## Problem details
Find the lines holding "単価指数" and copy them.

--- Input material ---

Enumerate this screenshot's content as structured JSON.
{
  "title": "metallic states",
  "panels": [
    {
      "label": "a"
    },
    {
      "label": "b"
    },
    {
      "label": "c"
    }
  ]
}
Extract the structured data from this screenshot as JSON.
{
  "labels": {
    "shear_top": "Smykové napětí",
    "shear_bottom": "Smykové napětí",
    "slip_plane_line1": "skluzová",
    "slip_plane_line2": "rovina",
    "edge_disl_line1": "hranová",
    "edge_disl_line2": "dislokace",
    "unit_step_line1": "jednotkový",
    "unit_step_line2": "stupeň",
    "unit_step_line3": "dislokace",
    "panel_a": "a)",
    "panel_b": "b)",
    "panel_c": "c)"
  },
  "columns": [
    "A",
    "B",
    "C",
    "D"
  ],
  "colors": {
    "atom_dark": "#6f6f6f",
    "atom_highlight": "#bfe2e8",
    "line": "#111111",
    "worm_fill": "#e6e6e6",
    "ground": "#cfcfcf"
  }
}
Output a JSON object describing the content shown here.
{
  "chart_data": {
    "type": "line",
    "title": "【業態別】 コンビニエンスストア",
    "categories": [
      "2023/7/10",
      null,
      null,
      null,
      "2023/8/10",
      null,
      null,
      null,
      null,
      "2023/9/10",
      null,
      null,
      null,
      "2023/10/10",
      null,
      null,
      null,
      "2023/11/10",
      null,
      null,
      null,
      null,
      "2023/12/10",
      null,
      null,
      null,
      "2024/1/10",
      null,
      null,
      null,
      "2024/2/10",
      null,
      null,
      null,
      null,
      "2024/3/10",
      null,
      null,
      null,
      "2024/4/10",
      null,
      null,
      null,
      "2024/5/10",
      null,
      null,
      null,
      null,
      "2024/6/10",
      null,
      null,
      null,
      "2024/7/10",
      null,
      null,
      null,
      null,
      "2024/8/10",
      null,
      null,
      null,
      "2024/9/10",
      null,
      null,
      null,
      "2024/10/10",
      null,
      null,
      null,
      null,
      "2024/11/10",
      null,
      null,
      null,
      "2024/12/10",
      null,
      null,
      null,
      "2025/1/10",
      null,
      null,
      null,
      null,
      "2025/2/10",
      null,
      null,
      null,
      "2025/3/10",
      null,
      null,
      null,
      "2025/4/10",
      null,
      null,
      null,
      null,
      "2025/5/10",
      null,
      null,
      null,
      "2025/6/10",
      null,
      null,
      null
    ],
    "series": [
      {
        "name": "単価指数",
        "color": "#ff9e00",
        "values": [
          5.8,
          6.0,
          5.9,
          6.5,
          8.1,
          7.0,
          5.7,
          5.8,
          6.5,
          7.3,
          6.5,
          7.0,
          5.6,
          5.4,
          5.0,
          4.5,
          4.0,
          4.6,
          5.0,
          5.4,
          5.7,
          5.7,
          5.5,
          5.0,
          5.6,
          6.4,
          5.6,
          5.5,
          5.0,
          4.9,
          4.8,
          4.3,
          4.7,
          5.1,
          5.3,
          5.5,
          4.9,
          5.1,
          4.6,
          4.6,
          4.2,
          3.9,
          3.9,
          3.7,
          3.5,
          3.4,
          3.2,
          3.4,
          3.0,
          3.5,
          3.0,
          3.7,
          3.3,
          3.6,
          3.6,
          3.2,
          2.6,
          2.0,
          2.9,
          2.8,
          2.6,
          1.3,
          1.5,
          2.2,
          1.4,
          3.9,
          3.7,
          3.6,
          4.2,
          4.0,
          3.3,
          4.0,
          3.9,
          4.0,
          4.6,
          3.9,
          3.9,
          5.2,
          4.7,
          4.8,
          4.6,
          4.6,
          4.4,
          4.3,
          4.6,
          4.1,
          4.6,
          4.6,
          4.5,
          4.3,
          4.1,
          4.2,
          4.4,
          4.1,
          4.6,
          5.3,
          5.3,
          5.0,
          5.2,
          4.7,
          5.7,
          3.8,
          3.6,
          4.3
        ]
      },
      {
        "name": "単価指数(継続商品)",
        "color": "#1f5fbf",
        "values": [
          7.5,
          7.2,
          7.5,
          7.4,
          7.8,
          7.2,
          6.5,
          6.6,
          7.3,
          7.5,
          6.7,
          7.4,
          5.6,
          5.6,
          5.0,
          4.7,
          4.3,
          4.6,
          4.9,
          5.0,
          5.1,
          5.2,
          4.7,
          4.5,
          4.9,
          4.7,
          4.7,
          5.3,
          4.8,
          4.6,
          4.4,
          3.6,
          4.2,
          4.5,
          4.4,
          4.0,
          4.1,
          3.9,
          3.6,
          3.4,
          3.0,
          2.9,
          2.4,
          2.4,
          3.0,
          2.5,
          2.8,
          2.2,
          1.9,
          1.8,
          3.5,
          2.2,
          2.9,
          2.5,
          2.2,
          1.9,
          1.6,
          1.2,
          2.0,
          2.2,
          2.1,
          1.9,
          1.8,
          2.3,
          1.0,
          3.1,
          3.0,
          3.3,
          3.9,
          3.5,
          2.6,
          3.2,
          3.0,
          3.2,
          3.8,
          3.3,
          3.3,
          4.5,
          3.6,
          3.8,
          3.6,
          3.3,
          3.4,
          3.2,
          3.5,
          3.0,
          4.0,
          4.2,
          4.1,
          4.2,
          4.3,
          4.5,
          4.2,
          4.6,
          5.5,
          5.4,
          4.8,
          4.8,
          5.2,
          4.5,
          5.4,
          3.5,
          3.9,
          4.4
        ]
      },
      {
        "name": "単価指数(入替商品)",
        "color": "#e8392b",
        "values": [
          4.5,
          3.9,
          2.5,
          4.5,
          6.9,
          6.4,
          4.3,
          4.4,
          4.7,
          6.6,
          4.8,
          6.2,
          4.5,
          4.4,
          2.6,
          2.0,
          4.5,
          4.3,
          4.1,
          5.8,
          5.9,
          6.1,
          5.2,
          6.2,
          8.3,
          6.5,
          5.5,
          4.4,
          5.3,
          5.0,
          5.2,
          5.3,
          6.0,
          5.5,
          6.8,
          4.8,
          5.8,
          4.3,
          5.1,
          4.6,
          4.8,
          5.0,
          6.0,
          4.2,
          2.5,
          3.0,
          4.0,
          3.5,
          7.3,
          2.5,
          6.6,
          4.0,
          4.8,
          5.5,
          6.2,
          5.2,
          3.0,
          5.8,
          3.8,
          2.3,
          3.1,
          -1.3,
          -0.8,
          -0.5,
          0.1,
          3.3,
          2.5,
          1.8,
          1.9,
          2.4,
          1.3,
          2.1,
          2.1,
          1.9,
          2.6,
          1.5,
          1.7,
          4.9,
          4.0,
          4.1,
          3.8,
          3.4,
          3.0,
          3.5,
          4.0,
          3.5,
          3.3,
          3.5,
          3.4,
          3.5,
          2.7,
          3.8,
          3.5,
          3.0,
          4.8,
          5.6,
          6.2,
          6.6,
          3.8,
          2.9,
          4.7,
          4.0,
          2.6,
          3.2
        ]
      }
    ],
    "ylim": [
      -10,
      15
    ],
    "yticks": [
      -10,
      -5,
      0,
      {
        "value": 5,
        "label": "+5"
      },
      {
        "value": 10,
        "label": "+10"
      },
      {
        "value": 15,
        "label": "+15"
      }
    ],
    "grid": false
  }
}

---

## Output for this exercise
        "name": "単価指数",
        "name": "単価指数(継続商品)",
        "name": "単価指数(入替商品)",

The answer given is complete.